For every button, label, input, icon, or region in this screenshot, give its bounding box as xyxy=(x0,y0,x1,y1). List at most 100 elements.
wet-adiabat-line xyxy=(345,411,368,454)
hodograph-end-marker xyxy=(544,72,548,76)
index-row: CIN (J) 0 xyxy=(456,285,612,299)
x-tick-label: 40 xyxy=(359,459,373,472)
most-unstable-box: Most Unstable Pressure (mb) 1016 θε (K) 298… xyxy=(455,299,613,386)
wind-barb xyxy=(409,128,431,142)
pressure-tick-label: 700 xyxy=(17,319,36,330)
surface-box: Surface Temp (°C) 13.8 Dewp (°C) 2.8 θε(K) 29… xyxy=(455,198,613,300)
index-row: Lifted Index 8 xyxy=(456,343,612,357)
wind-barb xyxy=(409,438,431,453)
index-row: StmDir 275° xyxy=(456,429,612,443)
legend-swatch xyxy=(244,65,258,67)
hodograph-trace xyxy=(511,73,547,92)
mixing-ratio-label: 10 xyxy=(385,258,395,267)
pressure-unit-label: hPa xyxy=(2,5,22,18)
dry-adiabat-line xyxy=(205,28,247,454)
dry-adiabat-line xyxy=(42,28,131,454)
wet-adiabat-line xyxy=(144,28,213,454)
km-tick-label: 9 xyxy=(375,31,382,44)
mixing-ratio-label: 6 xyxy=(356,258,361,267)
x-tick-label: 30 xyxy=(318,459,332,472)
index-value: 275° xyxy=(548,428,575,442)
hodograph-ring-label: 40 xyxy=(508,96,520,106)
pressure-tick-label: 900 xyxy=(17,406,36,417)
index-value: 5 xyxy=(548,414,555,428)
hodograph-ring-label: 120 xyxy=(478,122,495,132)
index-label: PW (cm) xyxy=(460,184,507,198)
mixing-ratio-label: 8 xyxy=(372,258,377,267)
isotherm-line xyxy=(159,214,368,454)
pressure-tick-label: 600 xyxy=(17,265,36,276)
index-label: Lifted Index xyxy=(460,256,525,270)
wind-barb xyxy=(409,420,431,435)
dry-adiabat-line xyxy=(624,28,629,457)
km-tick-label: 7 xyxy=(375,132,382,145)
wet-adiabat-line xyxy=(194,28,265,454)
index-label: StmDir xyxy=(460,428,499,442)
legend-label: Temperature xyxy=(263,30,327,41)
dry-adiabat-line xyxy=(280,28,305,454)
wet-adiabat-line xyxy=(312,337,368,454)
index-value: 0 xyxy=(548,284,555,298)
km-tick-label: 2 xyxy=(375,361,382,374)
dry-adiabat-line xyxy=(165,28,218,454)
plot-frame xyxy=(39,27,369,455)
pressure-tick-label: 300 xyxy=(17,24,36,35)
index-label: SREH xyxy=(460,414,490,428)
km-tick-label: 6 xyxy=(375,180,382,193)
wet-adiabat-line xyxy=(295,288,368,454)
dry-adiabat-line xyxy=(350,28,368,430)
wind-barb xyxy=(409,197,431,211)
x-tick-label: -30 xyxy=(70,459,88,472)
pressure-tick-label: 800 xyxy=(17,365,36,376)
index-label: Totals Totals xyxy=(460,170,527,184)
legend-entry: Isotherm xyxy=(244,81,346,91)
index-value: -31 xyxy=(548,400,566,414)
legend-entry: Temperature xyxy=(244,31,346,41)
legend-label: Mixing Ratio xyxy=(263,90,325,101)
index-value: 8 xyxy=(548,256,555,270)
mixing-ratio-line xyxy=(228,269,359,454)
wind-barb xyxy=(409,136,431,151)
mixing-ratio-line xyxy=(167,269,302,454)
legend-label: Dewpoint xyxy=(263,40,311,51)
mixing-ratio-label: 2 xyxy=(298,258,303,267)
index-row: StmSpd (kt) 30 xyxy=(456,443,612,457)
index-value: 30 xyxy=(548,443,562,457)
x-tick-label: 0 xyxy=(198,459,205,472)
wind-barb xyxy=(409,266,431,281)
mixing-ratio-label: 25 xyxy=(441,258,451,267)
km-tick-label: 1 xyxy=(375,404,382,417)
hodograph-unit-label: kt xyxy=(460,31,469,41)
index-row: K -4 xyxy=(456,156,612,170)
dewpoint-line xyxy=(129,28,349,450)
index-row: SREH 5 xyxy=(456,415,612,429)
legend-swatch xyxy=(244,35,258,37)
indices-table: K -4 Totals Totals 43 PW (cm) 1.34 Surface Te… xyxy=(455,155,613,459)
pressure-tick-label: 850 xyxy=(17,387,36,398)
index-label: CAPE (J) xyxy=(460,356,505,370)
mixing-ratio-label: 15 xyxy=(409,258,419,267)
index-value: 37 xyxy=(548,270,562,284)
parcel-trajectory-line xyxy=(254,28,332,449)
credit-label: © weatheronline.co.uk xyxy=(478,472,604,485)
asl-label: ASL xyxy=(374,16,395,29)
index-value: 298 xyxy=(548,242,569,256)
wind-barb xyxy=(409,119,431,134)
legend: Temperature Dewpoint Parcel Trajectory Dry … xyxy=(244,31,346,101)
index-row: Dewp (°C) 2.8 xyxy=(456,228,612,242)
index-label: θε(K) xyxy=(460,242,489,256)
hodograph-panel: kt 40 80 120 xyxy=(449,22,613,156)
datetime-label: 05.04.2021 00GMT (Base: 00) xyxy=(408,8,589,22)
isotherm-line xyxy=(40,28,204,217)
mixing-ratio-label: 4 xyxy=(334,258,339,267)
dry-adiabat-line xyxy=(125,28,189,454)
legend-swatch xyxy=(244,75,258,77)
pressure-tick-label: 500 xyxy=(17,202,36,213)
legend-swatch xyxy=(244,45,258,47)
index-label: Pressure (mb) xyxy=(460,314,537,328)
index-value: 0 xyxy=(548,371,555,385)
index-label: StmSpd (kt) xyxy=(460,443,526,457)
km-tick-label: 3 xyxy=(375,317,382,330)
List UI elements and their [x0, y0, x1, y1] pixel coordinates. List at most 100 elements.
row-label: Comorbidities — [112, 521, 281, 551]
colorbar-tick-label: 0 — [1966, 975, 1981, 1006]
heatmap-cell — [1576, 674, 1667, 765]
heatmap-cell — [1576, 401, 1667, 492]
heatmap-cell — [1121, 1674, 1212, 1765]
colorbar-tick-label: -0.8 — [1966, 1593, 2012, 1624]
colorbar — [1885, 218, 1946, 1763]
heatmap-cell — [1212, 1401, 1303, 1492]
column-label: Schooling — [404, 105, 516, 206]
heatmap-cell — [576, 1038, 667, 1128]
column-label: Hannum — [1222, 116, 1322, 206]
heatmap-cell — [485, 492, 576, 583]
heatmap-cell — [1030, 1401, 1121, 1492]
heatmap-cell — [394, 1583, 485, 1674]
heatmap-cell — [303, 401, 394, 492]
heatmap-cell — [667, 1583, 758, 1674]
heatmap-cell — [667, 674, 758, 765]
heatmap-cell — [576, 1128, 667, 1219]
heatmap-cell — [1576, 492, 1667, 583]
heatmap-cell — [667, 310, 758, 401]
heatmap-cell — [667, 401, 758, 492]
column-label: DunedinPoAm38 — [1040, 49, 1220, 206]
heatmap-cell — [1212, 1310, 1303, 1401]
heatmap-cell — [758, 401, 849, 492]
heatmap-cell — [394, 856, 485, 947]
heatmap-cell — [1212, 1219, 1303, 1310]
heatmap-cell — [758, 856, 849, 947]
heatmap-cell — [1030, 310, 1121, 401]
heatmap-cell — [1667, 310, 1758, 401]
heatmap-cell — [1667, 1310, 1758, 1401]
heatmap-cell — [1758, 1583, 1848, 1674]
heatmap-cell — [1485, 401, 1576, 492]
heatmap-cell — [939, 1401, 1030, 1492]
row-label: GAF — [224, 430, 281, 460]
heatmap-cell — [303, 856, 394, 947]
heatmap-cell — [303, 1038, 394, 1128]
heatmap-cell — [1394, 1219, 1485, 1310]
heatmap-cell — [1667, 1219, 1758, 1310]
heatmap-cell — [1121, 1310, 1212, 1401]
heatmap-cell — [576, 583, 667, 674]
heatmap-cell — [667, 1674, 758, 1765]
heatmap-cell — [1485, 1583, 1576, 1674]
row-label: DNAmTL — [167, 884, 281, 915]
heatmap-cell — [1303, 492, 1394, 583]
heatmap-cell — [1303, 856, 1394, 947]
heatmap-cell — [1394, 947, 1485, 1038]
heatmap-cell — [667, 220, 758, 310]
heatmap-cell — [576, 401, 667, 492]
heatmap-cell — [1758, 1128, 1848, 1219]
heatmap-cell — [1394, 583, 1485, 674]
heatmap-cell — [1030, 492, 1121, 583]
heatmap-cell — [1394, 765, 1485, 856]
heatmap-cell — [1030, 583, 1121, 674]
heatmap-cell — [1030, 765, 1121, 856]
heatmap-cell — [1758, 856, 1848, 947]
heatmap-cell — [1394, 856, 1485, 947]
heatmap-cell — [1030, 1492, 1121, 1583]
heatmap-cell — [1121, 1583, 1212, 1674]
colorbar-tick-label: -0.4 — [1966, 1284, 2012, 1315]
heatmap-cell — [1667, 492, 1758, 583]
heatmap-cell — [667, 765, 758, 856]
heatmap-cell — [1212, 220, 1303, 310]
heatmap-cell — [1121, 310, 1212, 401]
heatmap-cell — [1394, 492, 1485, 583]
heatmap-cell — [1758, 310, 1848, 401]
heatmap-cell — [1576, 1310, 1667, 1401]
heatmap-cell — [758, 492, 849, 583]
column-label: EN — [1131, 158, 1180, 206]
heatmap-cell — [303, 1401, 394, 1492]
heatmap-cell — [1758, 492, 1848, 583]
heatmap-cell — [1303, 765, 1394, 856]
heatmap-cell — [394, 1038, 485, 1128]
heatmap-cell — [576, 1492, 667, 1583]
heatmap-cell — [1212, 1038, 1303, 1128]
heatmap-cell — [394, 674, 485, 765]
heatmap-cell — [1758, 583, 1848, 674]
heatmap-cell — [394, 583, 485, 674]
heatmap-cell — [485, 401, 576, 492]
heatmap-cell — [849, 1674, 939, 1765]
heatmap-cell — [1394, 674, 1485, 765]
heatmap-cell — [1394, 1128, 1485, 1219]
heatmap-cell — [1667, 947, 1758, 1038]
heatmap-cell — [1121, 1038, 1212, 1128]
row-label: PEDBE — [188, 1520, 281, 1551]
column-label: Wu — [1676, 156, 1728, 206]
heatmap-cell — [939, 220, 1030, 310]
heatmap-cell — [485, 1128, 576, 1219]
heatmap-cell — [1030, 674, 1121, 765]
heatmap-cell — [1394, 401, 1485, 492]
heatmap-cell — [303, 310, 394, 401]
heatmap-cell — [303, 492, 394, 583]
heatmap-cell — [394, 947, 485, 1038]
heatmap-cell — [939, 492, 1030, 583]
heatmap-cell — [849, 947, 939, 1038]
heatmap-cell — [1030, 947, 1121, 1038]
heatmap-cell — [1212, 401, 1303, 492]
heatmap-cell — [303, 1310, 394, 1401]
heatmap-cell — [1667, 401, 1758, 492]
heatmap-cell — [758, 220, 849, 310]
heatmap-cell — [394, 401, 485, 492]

§ **What you have to do**
Copy out the lines from the beginning of the rows above through the line that contains "wind-barb xyxy=(409,128,431,142)", keeping each one unchanged.

§ **Complete output**
For every button, label, input, icon, or region in this screenshot, give its bounding box as xyxy=(x0,y0,x1,y1). List at most 100 elements.
wet-adiabat-line xyxy=(345,411,368,454)
hodograph-end-marker xyxy=(544,72,548,76)
index-row: CIN (J) 0 xyxy=(456,285,612,299)
x-tick-label: 40 xyxy=(359,459,373,472)
most-unstable-box: Most Unstable Pressure (mb) 1016 θε (K) 298… xyxy=(455,299,613,386)
wind-barb xyxy=(409,128,431,142)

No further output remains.